In the listing below, count the lines containing the string "STUDIO" and state only the number.

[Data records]

►

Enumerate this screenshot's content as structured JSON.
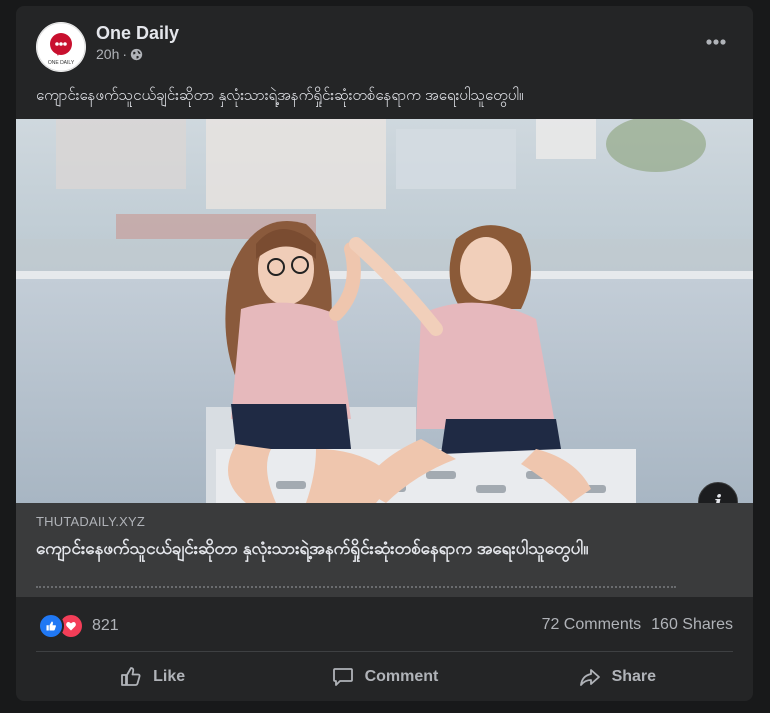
{
  "post": {
    "page_name": "One Daily",
    "time": "20h",
    "separator": "·",
    "caption": "ကျောင်းနေဖက်သူငယ်ချင်းဆိုတာ နှလုံးသားရဲ့အနက်ရှိုင်းဆုံးတစ်နေရာက အရေးပါသူတွေပါ။",
    "avatar_text": "ONE DAILY"
  },
  "link": {
    "domain": "THUTADAILY.XYZ",
    "title": "ကျောင်းနေဖက်သူငယ်ချင်းဆိုတာ နှလုံးသားရဲ့အနက်ရှိုင်းဆုံးတစ်နေရာက အရေးပါသူတွေပါ။"
  },
  "engagement": {
    "reaction_count": "821",
    "comments": "72 Comments",
    "shares": "160 Shares"
  },
  "actions": {
    "like": "Like",
    "comment": "Comment",
    "share": "Share"
  },
  "colors": {
    "card_bg": "#242526",
    "page_bg": "#18191a",
    "like_blue": "#2078f4",
    "love_red": "#f33e58"
  },
  "icons": [
    "globe-icon",
    "more-options-icon",
    "info-icon",
    "like-reaction-icon",
    "love-reaction-icon",
    "thumbs-up-icon",
    "comment-icon",
    "share-icon"
  ]
}
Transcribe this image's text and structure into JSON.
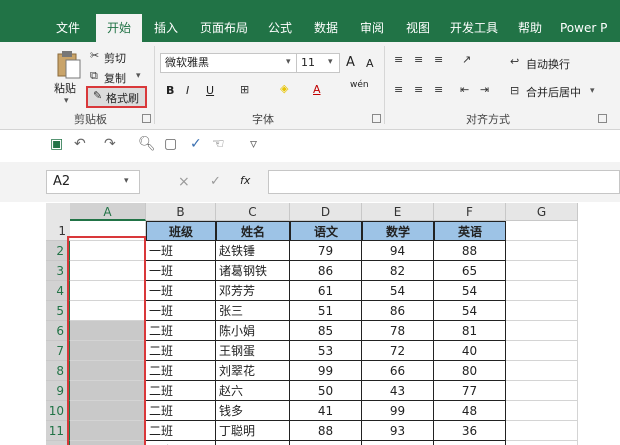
{
  "ribbon_tabs": [
    {
      "label": "文件",
      "active": false
    },
    {
      "label": "开始",
      "active": true
    },
    {
      "label": "插入",
      "active": false
    },
    {
      "label": "页面布局",
      "active": false
    },
    {
      "label": "公式",
      "active": false
    },
    {
      "label": "数据",
      "active": false
    },
    {
      "label": "审阅",
      "active": false
    },
    {
      "label": "视图",
      "active": false
    },
    {
      "label": "开发工具",
      "active": false
    },
    {
      "label": "帮助",
      "active": false
    },
    {
      "label": "Power P",
      "active": false
    }
  ],
  "clipboard": {
    "paste": "粘贴",
    "cut": "剪切",
    "copy": "复制",
    "format_painter": "格式刷",
    "group_label": "剪贴板"
  },
  "font": {
    "font_name": "微软雅黑",
    "font_size": "11",
    "group_label": "字体",
    "grow_label": "A",
    "shrink_label": "A",
    "bold": "B",
    "italic": "I",
    "underline": "U",
    "font_color_label": "A",
    "phonetic_label": "wén"
  },
  "alignment": {
    "wrap_text": "自动换行",
    "merge_center": "合并后居中",
    "group_label": "对齐方式"
  },
  "name_box": "A2",
  "formula_bar": {
    "cancel": "×",
    "enter": "✓",
    "fx": "fx",
    "value": ""
  },
  "columns": [
    "A",
    "B",
    "C",
    "D",
    "E",
    "F",
    "G"
  ],
  "rows": [
    "1",
    "2",
    "3",
    "4",
    "5",
    "6",
    "7",
    "8",
    "9",
    "10",
    "11",
    "12"
  ],
  "table": {
    "headers": [
      "班级",
      "姓名",
      "语文",
      "数学",
      "英语"
    ],
    "rows": [
      [
        "一班",
        "赵铁锤",
        "79",
        "94",
        "88"
      ],
      [
        "一班",
        "诸葛钢铁",
        "86",
        "82",
        "65"
      ],
      [
        "一班",
        "邓芳芳",
        "61",
        "54",
        "54"
      ],
      [
        "一班",
        "张三",
        "51",
        "86",
        "54"
      ],
      [
        "二班",
        "陈小娟",
        "85",
        "78",
        "81"
      ],
      [
        "二班",
        "王钢蛋",
        "53",
        "72",
        "40"
      ],
      [
        "二班",
        "刘翠花",
        "99",
        "66",
        "80"
      ],
      [
        "二班",
        "赵六",
        "50",
        "43",
        "77"
      ],
      [
        "二班",
        "钱多",
        "41",
        "99",
        "48"
      ],
      [
        "二班",
        "丁聪明",
        "88",
        "93",
        "36"
      ],
      [
        "二班",
        "",
        "",
        "",
        ""
      ]
    ]
  },
  "colors": {
    "ribbon_green": "#217346",
    "header_fill": "#9dc3e6",
    "grey_fill": "#c9c9c9",
    "highlight_red": "#d9383a"
  }
}
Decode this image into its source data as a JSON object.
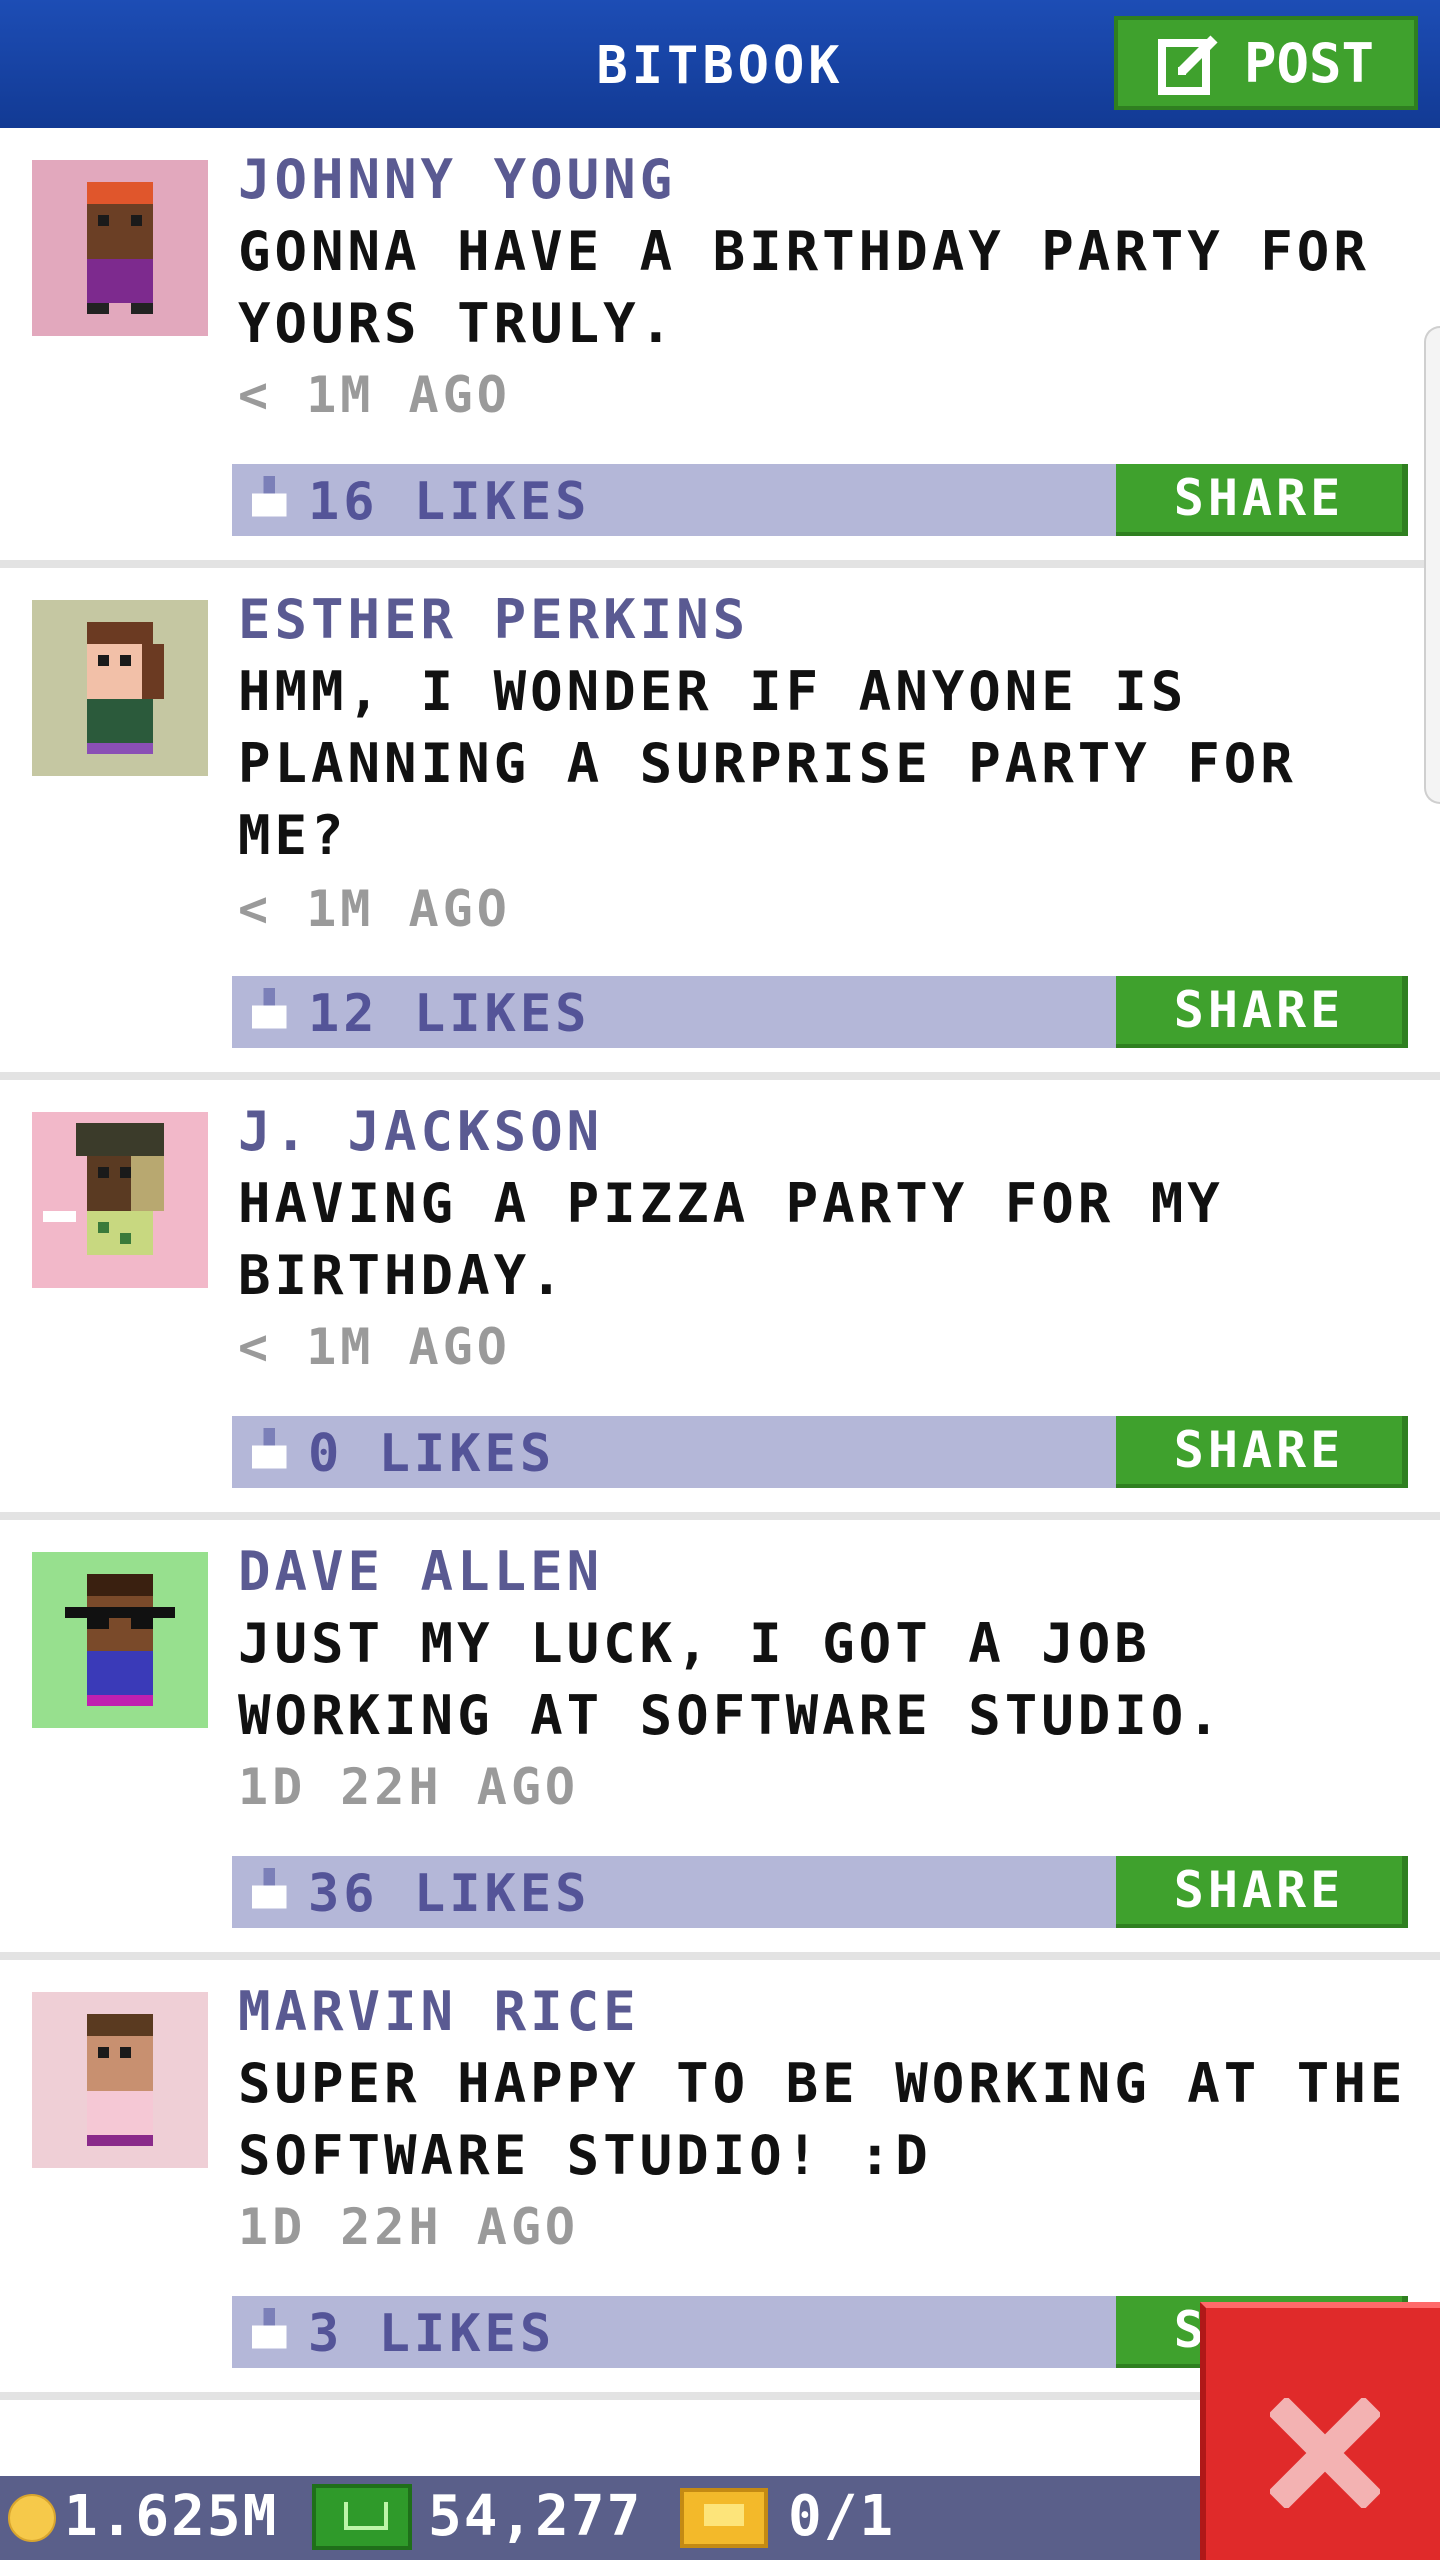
{
  "header": {
    "title": "BITBOOK",
    "post_label": "POST"
  },
  "posts": [
    {
      "name": "JOHNNY YOUNG",
      "message": "GONNA HAVE A BIRTHDAY PARTY FOR YOURS TRULY.",
      "time": "< 1M AGO",
      "likes": "16 LIKES",
      "share": "SHARE",
      "avatar_bg": "#e2a8bd"
    },
    {
      "name": "ESTHER PERKINS",
      "message": "HMM, I WONDER IF ANYONE IS PLANNING A SURPRISE PARTY FOR ME?",
      "time": "< 1M AGO",
      "likes": "12 LIKES",
      "share": "SHARE",
      "avatar_bg": "#c5c7a2"
    },
    {
      "name": "J. JACKSON",
      "message": "HAVING A PIZZA PARTY FOR MY BIRTHDAY.",
      "time": "< 1M AGO",
      "likes": "0 LIKES",
      "share": "SHARE",
      "avatar_bg": "#f2b8c9"
    },
    {
      "name": "DAVE ALLEN",
      "message": "JUST MY LUCK, I GOT A JOB WORKING AT SOFTWARE STUDIO.",
      "time": "1D 22H AGO",
      "likes": "36 LIKES",
      "share": "SHARE",
      "avatar_bg": "#97e08e"
    },
    {
      "name": "MARVIN RICE",
      "message": "SUPER HAPPY TO BE WORKING AT THE SOFTWARE STUDIO! :D",
      "time": "1D 22H AGO",
      "likes": "3 LIKES",
      "share": "SHARE",
      "avatar_bg": "#efcfd6"
    }
  ],
  "bottom_bar": {
    "coins": "1.625M",
    "cash": "54,277",
    "tickets": "0/1"
  },
  "icons": {
    "post": "edit-icon",
    "thumb": "thumbs-up-icon",
    "coin": "coin-icon",
    "cash": "cash-icon",
    "ticket": "ticket-icon",
    "close": "close-icon"
  }
}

◄

**Answer in full**. 2